• **YOUR OBJECTIVE**: Output the full listing below exactly, without the pictures.

** start INPUT DATA **

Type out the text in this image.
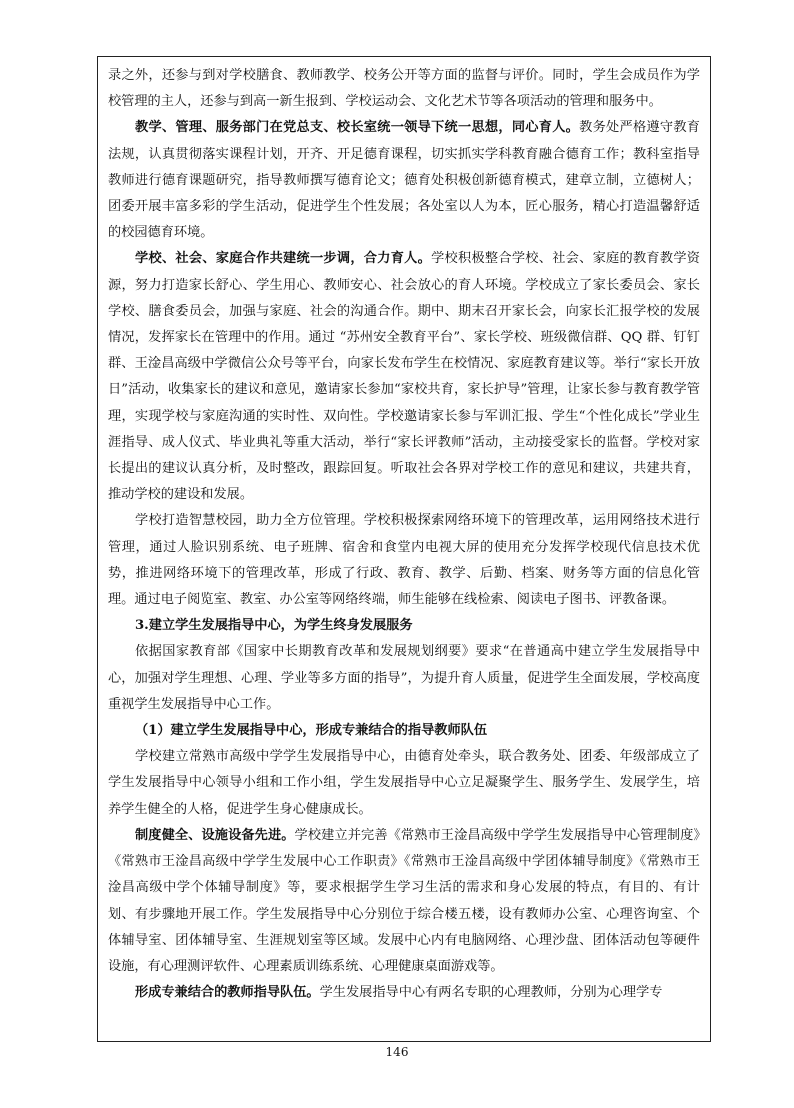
录之外，还参与到对学校膳食、教师教学、校务公开等方面的监督与评价。同时，学生会成员作为学校管理的主人，还参与到高一新生报到、学校运动会、文化艺术节等各项活动的管理和服务中。

教学、管理、服务部门在党总支、校长室统一领导下统一思想，同心育人。教务处严格遵守教育法规，认真贯彻落实课程计划，开齐、开足德育课程，切实抓实学科教育融合德育工作；教科室指导教师进行德育课题研究，指导教师撰写德育论文；德育处积极创新德育模式，建章立制，立德树人；团委开展丰富多彩的学生活动，促进学生个性发展；各处室以人为本，匠心服务，精心打造温馨舒适的校园德育环境。

学校、社会、家庭合作共建统一步调，合力育人。学校积极整合学校、社会、家庭的教育教学资源，努力打造家长舒心、学生用心、教师安心、社会放心的育人环境。学校成立了家长委员会、家长学校、膳食委员会，加强与家庭、社会的沟通合作。期中、期末召开家长会，向家长汇报学校的发展情况，发挥家长在管理中的作用。通过 “苏州安全教育平台”、家长学校、班级微信群、QQ 群、钉钉群、王淦昌高级中学微信公众号等平台，向家长发布学生在校情况、家庭教育建议等。举行“家长开放日”活动，收集家长的建议和意见，邀请家长参加“家校共育，家长护导”管理，让家长参与教育教学管理，实现学校与家庭沟通的实时性、双向性。学校邀请家长参与军训汇报、学生“个性化成长”学业生涯指导、成人仪式、毕业典礼等重大活动，举行“家长评教师”活动，主动接受家长的监督。学校对家长提出的建议认真分析，及时整改，跟踪回复。听取社会各界对学校工作的意见和建议，共建共育，推动学校的建设和发展。

学校打造智慧校园，助力全方位管理。学校积极探索网络环境下的管理改革，运用网络技术进行管理，通过人脸识别系统、电子班牌、宿舍和食堂内电视大屏的使用充分发挥学校现代信息技术优势，推进网络环境下的管理改革，形成了行政、教育、教学、后勤、档案、财务等方面的信息化管理。通过电子阅览室、教室、办公室等网络终端，师生能够在线检索、阅读电子图书、评教备课。

3.建立学生发展指导中心，为学生终身发展服务

依据国家教育部《国家中长期教育改革和发展规划纲要》要求“在普通高中建立学生发展指导中心，加强对学生理想、心理、学业等多方面的指导”，为提升育人质量，促进学生全面发展，学校高度重视学生发展指导中心工作。

（1）建立学生发展指导中心，形成专兼结合的指导教师队伍

学校建立常熟市高级中学学生发展指导中心，由德育处牵头，联合教务处、团委、年级部成立了学生发展指导中心领导小组和工作小组，学生发展指导中心立足凝聚学生、服务学生、发展学生，培养学生健全的人格，促进学生身心健康成长。

制度健全、设施设备先进。学校建立并完善《常熟市王淦昌高级中学学生发展指导中心管理制度》《常熟市王淦昌高级中学学生发展中心工作职责》《常熟市王淦昌高级中学团体辅导制度》《常熟市王淦昌高级中学个体辅导制度》等，要求根据学生学习生活的需求和身心发展的特点，有目的、有计划、有步骤地开展工作。学生发展指导中心分别位于综合楼五楼，设有教师办公室、心理咨询室、个体辅导室、团体辅导室、生涯规划室等区域。发展中心内有电脑网络、心理沙盘、团体活动包等硬件设施，有心理测评软件、心理素质训练系统、心理健康桌面游戏等。

形成专兼结合的教师指导队伍。学生发展指导中心有两名专职的心理教师，分别为心理学专

146
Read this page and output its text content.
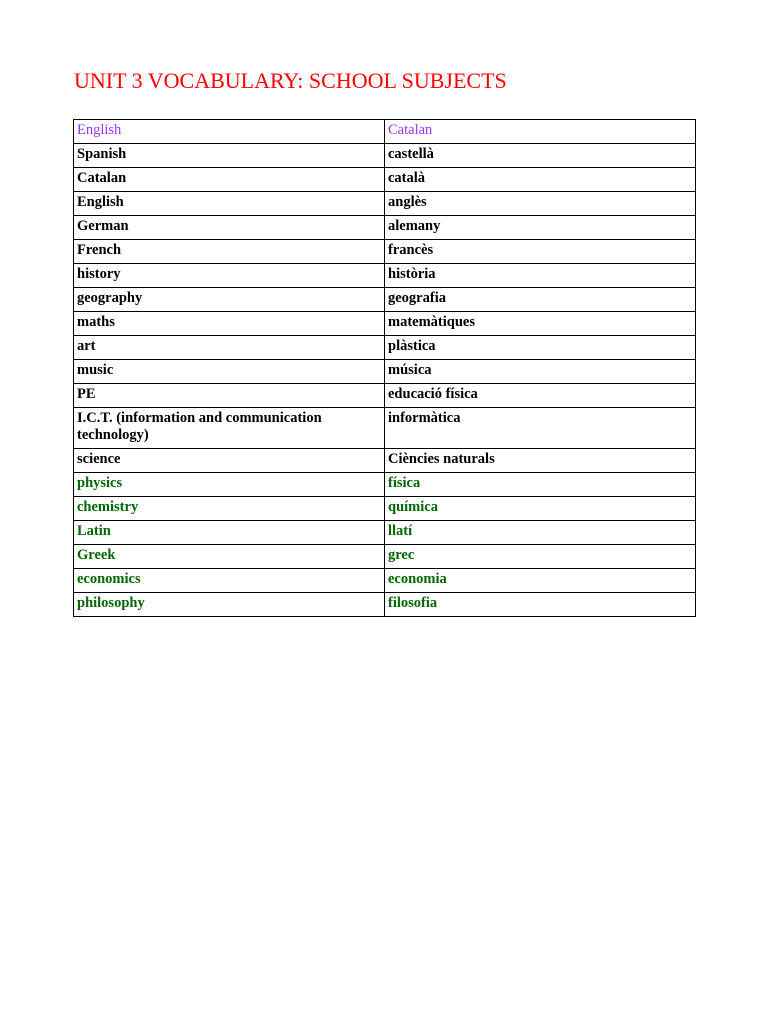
UNIT 3 VOCABULARY: SCHOOL SUBJECTS
English	Catalan
Spanish	castellà
Catalan	català
English	anglès
German	alemany
French	francès
history	història
geography	geografia
maths	matemàtiques
art	plàstica
music	música
PE	educació física
I.C.T. (information and communication technology)	informàtica
science	Ciències naturals
physics	física
chemistry	química
Latin	llatí
Greek	grec
economics	economia
philosophy	filosofia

** end INPUT DATA **

• **EXERCISE RESULT**:
Type out the text in this image.
录之外，还参与到对学校膳食、教师教学、校务公开等方面的监督与评价。同时，学生会成员作为学校管理的主人，还参与到高一新生报到、学校运动会、文化艺术节等各项活动的管理和服务中。

教学、管理、服务部门在党总支、校长室统一领导下统一思想，同心育人。教务处严格遵守教育法规，认真贯彻落实课程计划，开齐、开足德育课程，切实抓实学科教育融合德育工作；教科室指导教师进行德育课题研究，指导教师撰写德育论文；德育处积极创新德育模式，建章立制，立德树人；团委开展丰富多彩的学生活动，促进学生个性发展；各处室以人为本，匠心服务，精心打造温馨舒适的校园德育环境。

学校、社会、家庭合作共建统一步调，合力育人。学校积极整合学校、社会、家庭的教育教学资源，努力打造家长舒心、学生用心、教师安心、社会放心的育人环境。学校成立了家长委员会、家长学校、膳食委员会，加强与家庭、社会的沟通合作。期中、期末召开家长会，向家长汇报学校的发展情况，发挥家长在管理中的作用。通过 “苏州安全教育平台”、家长学校、班级微信群、QQ 群、钉钉群、王淦昌高级中学微信公众号等平台，向家长发布学生在校情况、家庭教育建议等。举行“家长开放日”活动，收集家长的建议和意见，邀请家长参加“家校共育，家长护导”管理，让家长参与教育教学管理，实现学校与家庭沟通的实时性、双向性。学校邀请家长参与军训汇报、学生“个性化成长”学业生涯指导、成人仪式、毕业典礼等重大活动，举行“家长评教师”活动，主动接受家长的监督。学校对家长提出的建议认真分析，及时整改，跟踪回复。听取社会各界对学校工作的意见和建议，共建共育，推动学校的建设和发展。

学校打造智慧校园，助力全方位管理。学校积极探索网络环境下的管理改革，运用网络技术进行管理，通过人脸识别系统、电子班牌、宿舍和食堂内电视大屏的使用充分发挥学校现代信息技术优势，推进网络环境下的管理改革，形成了行政、教育、教学、后勤、档案、财务等方面的信息化管理。通过电子阅览室、教室、办公室等网络终端，师生能够在线检索、阅读电子图书、评教备课。

3.建立学生发展指导中心，为学生终身发展服务

依据国家教育部《国家中长期教育改革和发展规划纲要》要求“在普通高中建立学生发展指导中心，加强对学生理想、心理、学业等多方面的指导”，为提升育人质量，促进学生全面发展，学校高度重视学生发展指导中心工作。

（1）建立学生发展指导中心，形成专兼结合的指导教师队伍

学校建立常熟市高级中学学生发展指导中心，由德育处牵头，联合教务处、团委、年级部成立了学生发展指导中心领导小组和工作小组，学生发展指导中心立足凝聚学生、服务学生、发展学生，培养学生健全的人格，促进学生身心健康成长。

制度健全、设施设备先进。学校建立并完善《常熟市王淦昌高级中学学生发展指导中心管理制度》《常熟市王淦昌高级中学学生发展中心工作职责》《常熟市王淦昌高级中学团体辅导制度》《常熟市王淦昌高级中学个体辅导制度》等，要求根据学生学习生活的需求和身心发展的特点，有目的、有计划、有步骤地开展工作。学生发展指导中心分别位于综合楼五楼，设有教师办公室、心理咨询室、个体辅导室、团体辅导室、生涯规划室等区域。发展中心内有电脑网络、心理沙盘、团体活动包等硬件设施，有心理测评软件、心理素质训练系统、心理健康桌面游戏等。

形成专兼结合的教师指导队伍。学生发展指导中心有两名专职的心理教师，分别为心理学专

146
Read this page and output its text content.
UNIT 3 VOCABULARY: SCHOOL SUBJECTS
English	Catalan
Spanish	castellà
Catalan	català
English	anglès
German	alemany
French	francès
history	història
geography	geografia
maths	matemàtiques
art	plàstica
music	música
PE	educació física
I.C.T. (information and communication technology)	informàtica
science	Ciències naturals
physics	física
chemistry	química
Latin	llatí
Greek	grec
economics	economia
philosophy	filosofia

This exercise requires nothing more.